>> start

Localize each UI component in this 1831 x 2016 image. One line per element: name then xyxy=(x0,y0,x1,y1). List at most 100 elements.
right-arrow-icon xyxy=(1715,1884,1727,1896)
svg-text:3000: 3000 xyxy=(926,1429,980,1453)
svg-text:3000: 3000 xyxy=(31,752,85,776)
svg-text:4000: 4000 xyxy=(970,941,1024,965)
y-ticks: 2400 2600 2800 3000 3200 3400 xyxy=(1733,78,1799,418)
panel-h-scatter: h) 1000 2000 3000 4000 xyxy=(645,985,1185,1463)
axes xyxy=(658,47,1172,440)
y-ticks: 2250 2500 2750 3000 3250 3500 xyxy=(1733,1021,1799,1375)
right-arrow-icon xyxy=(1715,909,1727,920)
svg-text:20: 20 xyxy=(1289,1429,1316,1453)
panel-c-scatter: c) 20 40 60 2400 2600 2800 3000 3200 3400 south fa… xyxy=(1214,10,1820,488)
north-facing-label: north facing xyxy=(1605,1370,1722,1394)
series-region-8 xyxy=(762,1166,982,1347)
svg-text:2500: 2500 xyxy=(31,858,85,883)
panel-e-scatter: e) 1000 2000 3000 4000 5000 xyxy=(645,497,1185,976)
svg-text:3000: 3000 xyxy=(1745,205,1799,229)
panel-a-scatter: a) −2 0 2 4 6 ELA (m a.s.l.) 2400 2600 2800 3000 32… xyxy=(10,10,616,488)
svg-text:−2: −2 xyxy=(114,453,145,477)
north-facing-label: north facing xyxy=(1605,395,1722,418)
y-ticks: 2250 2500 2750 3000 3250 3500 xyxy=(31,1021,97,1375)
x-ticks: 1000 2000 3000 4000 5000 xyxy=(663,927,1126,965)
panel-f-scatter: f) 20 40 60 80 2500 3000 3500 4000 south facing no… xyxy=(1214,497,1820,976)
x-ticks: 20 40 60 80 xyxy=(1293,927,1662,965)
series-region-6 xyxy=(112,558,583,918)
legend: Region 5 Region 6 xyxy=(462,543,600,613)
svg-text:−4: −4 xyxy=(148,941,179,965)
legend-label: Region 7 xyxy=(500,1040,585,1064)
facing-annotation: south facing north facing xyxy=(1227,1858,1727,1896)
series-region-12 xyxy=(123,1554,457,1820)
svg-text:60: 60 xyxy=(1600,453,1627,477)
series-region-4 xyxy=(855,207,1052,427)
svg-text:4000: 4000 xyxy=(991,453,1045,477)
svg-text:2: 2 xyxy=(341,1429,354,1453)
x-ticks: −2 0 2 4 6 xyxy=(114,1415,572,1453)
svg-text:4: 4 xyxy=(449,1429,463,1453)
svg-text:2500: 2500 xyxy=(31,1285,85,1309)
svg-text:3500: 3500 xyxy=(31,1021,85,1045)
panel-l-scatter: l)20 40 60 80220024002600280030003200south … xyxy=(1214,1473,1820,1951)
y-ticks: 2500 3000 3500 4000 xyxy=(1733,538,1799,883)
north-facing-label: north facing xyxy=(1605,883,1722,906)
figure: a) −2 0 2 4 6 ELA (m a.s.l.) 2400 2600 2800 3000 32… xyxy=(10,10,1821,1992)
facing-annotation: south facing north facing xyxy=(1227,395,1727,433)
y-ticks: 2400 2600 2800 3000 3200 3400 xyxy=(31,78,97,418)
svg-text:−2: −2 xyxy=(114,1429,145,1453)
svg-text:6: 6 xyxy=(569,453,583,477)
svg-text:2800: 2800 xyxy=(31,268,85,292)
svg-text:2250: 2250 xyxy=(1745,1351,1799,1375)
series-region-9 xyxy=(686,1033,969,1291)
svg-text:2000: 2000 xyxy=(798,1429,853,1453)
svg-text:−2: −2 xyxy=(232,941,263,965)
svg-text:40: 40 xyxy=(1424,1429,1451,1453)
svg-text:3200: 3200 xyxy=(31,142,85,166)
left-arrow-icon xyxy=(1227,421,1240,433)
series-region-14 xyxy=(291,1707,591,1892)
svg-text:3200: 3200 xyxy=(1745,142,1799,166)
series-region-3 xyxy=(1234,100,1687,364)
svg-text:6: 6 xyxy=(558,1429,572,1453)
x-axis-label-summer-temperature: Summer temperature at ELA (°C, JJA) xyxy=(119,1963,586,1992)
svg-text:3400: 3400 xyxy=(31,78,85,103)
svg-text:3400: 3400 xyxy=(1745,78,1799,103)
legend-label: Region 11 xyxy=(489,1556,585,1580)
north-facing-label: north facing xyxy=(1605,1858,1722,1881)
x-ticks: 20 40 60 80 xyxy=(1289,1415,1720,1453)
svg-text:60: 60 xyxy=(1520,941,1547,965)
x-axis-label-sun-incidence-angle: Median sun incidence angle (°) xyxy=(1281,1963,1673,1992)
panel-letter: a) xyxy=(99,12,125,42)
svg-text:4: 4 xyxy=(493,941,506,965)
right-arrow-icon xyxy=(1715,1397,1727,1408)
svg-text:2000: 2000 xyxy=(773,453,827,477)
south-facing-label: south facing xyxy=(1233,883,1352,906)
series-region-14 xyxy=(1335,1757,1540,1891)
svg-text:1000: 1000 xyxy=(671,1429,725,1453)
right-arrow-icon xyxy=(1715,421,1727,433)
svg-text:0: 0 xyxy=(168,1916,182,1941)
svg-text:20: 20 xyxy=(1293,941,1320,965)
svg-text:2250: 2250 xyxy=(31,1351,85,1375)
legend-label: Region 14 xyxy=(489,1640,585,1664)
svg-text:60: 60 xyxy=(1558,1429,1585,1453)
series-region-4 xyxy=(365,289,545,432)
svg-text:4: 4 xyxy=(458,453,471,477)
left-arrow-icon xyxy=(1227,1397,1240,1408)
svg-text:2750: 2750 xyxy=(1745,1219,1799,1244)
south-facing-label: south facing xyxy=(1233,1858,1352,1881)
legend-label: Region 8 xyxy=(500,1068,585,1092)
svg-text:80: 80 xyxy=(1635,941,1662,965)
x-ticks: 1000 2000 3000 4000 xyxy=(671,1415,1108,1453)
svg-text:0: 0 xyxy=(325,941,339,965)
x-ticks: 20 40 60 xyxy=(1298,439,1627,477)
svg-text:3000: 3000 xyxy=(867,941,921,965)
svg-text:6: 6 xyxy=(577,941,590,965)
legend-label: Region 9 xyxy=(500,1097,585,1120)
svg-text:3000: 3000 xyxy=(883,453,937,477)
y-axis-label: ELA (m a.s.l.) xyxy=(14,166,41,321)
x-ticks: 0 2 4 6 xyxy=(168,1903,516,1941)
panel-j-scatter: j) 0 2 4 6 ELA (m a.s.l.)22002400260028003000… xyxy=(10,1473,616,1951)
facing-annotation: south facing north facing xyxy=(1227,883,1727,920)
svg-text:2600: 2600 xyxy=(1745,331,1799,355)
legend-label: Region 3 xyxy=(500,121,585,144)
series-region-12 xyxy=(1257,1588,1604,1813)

>> end

— Directions —
Render every line of the listing above as a JSON list of strings, one string per line, and leave out any blank lines.

— Task answer —
[
  "Localize each UI component in this 1831 x 2016 image. One line per element: name then xyxy=(x0,y0,x1,y1). List at most 100 elements.",
  "right-arrow-icon xyxy=(1715,1884,1727,1896)",
  "svg-text:3000: 3000 xyxy=(926,1429,980,1453)",
  "svg-text:3000: 3000 xyxy=(31,752,85,776)",
  "svg-text:4000: 4000 xyxy=(970,941,1024,965)",
  "y-ticks: 2400 2600 2800 3000 3200 3400 xyxy=(1733,78,1799,418)",
  "panel-h-scatter: h) 1000 2000 3000 4000 xyxy=(645,985,1185,1463)",
  "axes xyxy=(658,47,1172,440)",
  "y-ticks: 2250 2500 2750 3000 3250 3500 xyxy=(1733,1021,1799,1375)",
  "right-arrow-icon xyxy=(1715,909,1727,920)",
  "svg-text:20: 20 xyxy=(1289,1429,1316,1453)",
  "panel-c-scatter: c) 20 40 60 2400 2600 2800 3000 3200 3400 south fa… xyxy=(1214,10,1820,488)",
  "north-facing-label: north facing xyxy=(1605,1370,1722,1394)",
  "series-region-8 xyxy=(762,1166,982,1347)",
  "svg-text:2500: 2500 xyxy=(31,858,85,883)",
  "panel-e-scatter: e) 1000 2000 3000 4000 5000 xyxy=(645,497,1185,976)",
  "svg-text:3000: 3000 xyxy=(1745,205,1799,229)",
  "panel-a-scatter: a) −2 0 2 4 6 ELA (m a.s.l.) 2400 2600 2800 3000 32… xyxy=(10,10,616,488)",
  "svg-text:−2: −2 xyxy=(114,453,145,477)",
  "north-facing-label: north facing xyxy=(1605,395,1722,418)",
  "y-ticks: 2250 2500 2750 3000 3250 3500 xyxy=(31,1021,97,1375)",
  "x-ticks: 1000 2000 3000 4000 5000 xyxy=(663,927,1126,965)",
  "panel-f-scatter: f) 20 40 60 80 2500 3000 3500 4000 south facing no… xyxy=(1214,497,1820,976)",
  "x-ticks: 20 40 60 80 xyxy=(1293,927,1662,965)",
  "series-region-6 xyxy=(112,558,583,918)",
  "legend: Region 5 Region 6 xyxy=(462,543,600,613)",
  "svg-text:−4: −4 xyxy=(148,941,179,965)",
  "legend-label: Region 7 xyxy=(500,1040,585,1064)",
  "facing-annotation: south facing north facing xyxy=(1227,1858,1727,1896)",
  "series-region-12 xyxy=(123,1554,457,1820)",
  "svg-text:60: 60 xyxy=(1600,453,1627,477)",
  "series-region-4 xyxy=(855,207,1052,427)",
  "svg-text:4000: 4000 xyxy=(991,453,1045,477)",
  "svg-text:2: 2 xyxy=(341,1429,354,1453)",
  "x-ticks: −2 0 2 4 6 xyxy=(114,1415,572,1453)",
  "svg-text:4: 4 xyxy=(449,1429,463,1453)",
  "svg-text:2500: 2500 xyxy=(31,1285,85,1309)",
  "svg-text:3500: 3500 xyxy=(31,1021,85,1045)",
  "panel-l-scatter: l)20 40 60 80220024002600280030003200south … xyxy=(1214,1473,1820,1951)",
  "y-ticks: 2500 3000 3500 4000 xyxy=(1733,538,1799,883)",
  "north-facing-label: north facing xyxy=(1605,883,1722,906)",
  "figure: a) −2 0 2 4 6 ELA (m a.s.l.) 2400 2600 2800 3000 32… xyxy=(10,10,1821,1992)",
  "facing-annotation: south facing north facing xyxy=(1227,395,1727,433)",
  "y-ticks: 2400 2600 2800 3000 3200 3400 xyxy=(31,78,97,418)",
  "svg-text:−2: −2 xyxy=(114,1429,145,1453)",
  "svg-text:6: 6 xyxy=(569,453,583,477)",
  "svg-text:2800: 2800 xyxy=(31,268,85,292)",
  "svg-text:2250: 2250 xyxy=(1745,1351,1799,1375)",
  "series-region-9 xyxy=(686,1033,969,1291)",
  "svg-text:2000: 2000 xyxy=(798,1429,853,1453)",
  "svg-text:−2: −2 xyxy=(232,941,263,965)",
  "svg-text:40: 40 xyxy=(1424,1429,1451,1453)",
  "svg-text:3200: 3200 xyxy=(31,142,85,166)",
  "left-arrow-icon xyxy=(1227,421,1240,433)",
  "series-region-14 xyxy=(291,1707,591,1892)",
  "svg-text:3200: 3200 xyxy=(1745,142,1799,166)",
  "series-region-3 xyxy=(1234,100,1687,364)",
  "svg-text:6: 6 xyxy=(558,1429,572,1453)",
  "x-axis-label-summer-temperature: Summer temperature at ELA (°C, JJA) xyxy=(119,1963,586,1992)",
  "svg-text:3400: 3400 xyxy=(31,78,85,103)",
  "svg-text:3400: 3400 xyxy=(1745,78,1799,103)",
  "legend-label: Region 11 xyxy=(489,1556,585,1580)",
  "north-facing-label: north facing xyxy=(1605,1858,1722,1881)",
  "x-ticks: 20 40 60 80 xyxy=(1289,1415,1720,1453)",
  "svg-text:60: 60 xyxy=(1520,941,1547,965)",
  "x-axis-label-sun-incidence-angle: Median sun incidence angle (°) xyxy=(1281,1963,1673,1992)",
  "panel-letter: a) xyxy=(99,12,125,42)",
  "svg-text:4: 4 xyxy=(493,941,506,965)",
  "right-arrow-icon xyxy=(1715,1397,1727,1408)",
  "svg-text:2000: 2000 xyxy=(773,453,827,477)",
  "south-facing-label: south facing xyxy=(1233,883,1352,906)",
  "series-region-14 xyxy=(1335,1757,1540,1891)",
  "svg-text:1000: 1000 xyxy=(671,1429,725,1453)",
  "right-arrow-icon xyxy=(1715,421,1727,433)",
  "svg-text:0: 0 xyxy=(168,1916,182,1941)",
  "svg-text:20: 20 xyxy=(1293,941,1320,965)",
  "svg-text:2250: 2250 xyxy=(31,1351,85,1375)",
  "legend-label: Region 14 xyxy=(489,1640,585,1664)",
  "svg-text:60: 60 xyxy=(1558,1429,1585,1453)",
  "series-region-4 xyxy=(365,289,545,432)",
  "svg-text:4: 4 xyxy=(458,453,471,477)",
  "left-arrow-icon xyxy=(1227,1397,1240,1408)",
  "svg-text:2750: 2750 xyxy=(1745,1219,1799,1244)",
  "south-facing-label: south facing xyxy=(1233,1858,1352,1881)",
  "legend-label: Region 8 xyxy=(500,1068,585,1092)",
  "svg-text:80: 80 xyxy=(1635,941,1662,965)",
  "x-ticks: 1000 2000 3000 4000 xyxy=(671,1415,1108,1453)",
  "svg-text:0: 0 xyxy=(325,941,339,965)",
  "x-ticks: 20 40 60 xyxy=(1298,439,1627,477)",
  "svg-text:3000: 3000 xyxy=(867,941,921,965)",
  "svg-text:6: 6 xyxy=(577,941,590,965)",
  "legend-label: Region 9 xyxy=(500,1097,585,1120)",
  "svg-text:3000: 3000 xyxy=(883,453,937,477)",
  "y-axis-label: ELA (m a.s.l.) xyxy=(14,166,41,321)",
  "x-ticks: 0 2 4 6 xyxy=(168,1903,516,1941)",
  "panel-j-scatter: j) 0 2 4 6 ELA (m a.s.l.)22002400260028003000… xyxy=(10,1473,616,1951)",
  "facing-annotation: south facing north facing xyxy=(1227,883,1727,920)",
  "svg-text:2600: 2600 xyxy=(1745,331,1799,355)",
  "legend-label: Region 3 xyxy=(500,121,585,144)",
  "series-region-12 xyxy=(1257,1588,1604,1813)"
]